** BEGIN ENTRIES SHOWN **
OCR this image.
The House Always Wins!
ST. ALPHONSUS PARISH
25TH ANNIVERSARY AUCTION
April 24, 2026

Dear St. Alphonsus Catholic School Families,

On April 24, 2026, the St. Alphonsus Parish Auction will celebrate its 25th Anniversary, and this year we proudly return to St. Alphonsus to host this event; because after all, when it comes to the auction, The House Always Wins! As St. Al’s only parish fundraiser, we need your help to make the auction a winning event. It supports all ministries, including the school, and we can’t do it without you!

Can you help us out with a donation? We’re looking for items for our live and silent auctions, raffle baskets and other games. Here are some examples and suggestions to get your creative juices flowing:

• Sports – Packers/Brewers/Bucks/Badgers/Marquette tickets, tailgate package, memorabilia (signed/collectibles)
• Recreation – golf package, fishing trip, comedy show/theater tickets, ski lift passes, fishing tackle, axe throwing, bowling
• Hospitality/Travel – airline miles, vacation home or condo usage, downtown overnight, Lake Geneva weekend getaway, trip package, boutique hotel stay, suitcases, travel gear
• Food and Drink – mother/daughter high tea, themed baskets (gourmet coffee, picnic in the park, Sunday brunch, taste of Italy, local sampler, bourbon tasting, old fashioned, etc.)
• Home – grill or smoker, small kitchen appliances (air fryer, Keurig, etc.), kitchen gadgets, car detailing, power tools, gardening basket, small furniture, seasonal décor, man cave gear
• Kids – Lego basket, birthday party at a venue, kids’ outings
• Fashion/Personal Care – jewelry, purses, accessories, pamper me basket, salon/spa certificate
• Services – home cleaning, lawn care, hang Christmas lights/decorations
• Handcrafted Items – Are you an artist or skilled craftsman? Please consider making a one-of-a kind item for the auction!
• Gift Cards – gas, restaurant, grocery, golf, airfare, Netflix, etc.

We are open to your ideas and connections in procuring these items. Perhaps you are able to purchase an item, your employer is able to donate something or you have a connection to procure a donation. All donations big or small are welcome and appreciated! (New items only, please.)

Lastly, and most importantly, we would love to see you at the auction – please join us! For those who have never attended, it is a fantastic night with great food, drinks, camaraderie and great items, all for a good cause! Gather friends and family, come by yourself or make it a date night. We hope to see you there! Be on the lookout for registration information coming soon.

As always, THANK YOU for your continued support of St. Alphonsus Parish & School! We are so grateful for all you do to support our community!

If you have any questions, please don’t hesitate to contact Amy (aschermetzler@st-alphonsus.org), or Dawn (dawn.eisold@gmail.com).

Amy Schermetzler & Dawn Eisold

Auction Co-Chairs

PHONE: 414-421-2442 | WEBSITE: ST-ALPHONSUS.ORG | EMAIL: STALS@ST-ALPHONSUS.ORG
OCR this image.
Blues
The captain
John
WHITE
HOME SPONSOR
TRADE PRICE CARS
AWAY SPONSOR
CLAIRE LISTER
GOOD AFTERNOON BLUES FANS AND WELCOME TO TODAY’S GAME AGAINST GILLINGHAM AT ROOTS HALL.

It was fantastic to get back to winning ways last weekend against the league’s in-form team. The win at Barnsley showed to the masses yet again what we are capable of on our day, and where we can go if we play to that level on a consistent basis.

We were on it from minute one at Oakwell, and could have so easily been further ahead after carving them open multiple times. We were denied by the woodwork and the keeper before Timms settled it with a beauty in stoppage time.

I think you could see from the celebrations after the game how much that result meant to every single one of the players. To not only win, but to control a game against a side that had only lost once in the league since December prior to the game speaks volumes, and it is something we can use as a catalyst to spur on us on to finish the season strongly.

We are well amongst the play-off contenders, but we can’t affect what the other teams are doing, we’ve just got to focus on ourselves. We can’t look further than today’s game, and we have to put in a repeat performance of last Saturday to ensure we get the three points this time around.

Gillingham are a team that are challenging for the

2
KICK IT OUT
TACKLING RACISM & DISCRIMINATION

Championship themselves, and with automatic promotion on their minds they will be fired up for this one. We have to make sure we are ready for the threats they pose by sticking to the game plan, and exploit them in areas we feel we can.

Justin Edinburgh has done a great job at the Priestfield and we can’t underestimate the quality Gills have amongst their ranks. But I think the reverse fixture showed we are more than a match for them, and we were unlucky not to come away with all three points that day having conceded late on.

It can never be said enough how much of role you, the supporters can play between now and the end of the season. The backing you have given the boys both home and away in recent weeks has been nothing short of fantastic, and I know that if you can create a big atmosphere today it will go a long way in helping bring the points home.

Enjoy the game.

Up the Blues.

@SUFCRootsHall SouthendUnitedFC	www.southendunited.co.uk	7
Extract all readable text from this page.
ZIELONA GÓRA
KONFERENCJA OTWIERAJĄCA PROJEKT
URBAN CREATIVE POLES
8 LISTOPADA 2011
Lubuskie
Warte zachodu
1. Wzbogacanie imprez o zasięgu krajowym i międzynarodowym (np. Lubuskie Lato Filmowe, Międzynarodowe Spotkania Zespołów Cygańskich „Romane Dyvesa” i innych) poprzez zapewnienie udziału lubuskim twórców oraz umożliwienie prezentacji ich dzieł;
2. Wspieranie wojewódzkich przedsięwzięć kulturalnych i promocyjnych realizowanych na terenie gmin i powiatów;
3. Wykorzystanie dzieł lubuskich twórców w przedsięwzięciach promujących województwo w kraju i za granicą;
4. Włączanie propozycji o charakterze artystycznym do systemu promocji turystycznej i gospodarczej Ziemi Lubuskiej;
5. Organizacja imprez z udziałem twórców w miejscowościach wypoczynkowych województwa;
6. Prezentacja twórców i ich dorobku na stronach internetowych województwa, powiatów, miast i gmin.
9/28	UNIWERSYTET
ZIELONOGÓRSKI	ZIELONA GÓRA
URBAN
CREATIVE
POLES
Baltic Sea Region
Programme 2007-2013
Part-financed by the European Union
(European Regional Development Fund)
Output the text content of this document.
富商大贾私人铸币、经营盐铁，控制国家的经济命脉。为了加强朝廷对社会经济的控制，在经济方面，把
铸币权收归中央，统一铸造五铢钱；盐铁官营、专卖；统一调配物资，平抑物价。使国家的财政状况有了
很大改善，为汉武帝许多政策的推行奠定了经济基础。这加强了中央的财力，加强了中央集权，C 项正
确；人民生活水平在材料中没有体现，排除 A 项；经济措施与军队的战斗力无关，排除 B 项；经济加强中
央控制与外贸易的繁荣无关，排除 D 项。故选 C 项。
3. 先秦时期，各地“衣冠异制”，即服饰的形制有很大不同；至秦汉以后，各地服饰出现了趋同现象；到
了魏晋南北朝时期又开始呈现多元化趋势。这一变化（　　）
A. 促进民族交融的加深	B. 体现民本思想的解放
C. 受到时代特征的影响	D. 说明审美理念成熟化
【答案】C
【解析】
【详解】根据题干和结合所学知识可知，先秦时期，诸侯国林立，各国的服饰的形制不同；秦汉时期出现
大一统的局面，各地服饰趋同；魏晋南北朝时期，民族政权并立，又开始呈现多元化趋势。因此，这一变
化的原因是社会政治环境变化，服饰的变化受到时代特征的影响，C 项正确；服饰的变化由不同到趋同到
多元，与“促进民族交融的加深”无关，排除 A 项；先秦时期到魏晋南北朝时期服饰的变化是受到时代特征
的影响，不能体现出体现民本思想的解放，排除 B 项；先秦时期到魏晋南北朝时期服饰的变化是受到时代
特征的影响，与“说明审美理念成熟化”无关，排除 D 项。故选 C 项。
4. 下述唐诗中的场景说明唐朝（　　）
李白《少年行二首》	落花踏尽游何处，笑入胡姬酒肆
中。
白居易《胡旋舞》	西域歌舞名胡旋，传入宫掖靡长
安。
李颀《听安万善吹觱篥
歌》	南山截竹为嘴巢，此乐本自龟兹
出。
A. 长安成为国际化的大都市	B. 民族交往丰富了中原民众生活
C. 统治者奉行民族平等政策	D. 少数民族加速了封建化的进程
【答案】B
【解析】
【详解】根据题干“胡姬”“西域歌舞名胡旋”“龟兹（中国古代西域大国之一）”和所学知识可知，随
** END ENTRIES SHOWN **
Select and copy every line of the material that holds the string "European".

__RESULT OF THIS EXERCISE__
Part-financed by the European Union
(European Regional Development Fund)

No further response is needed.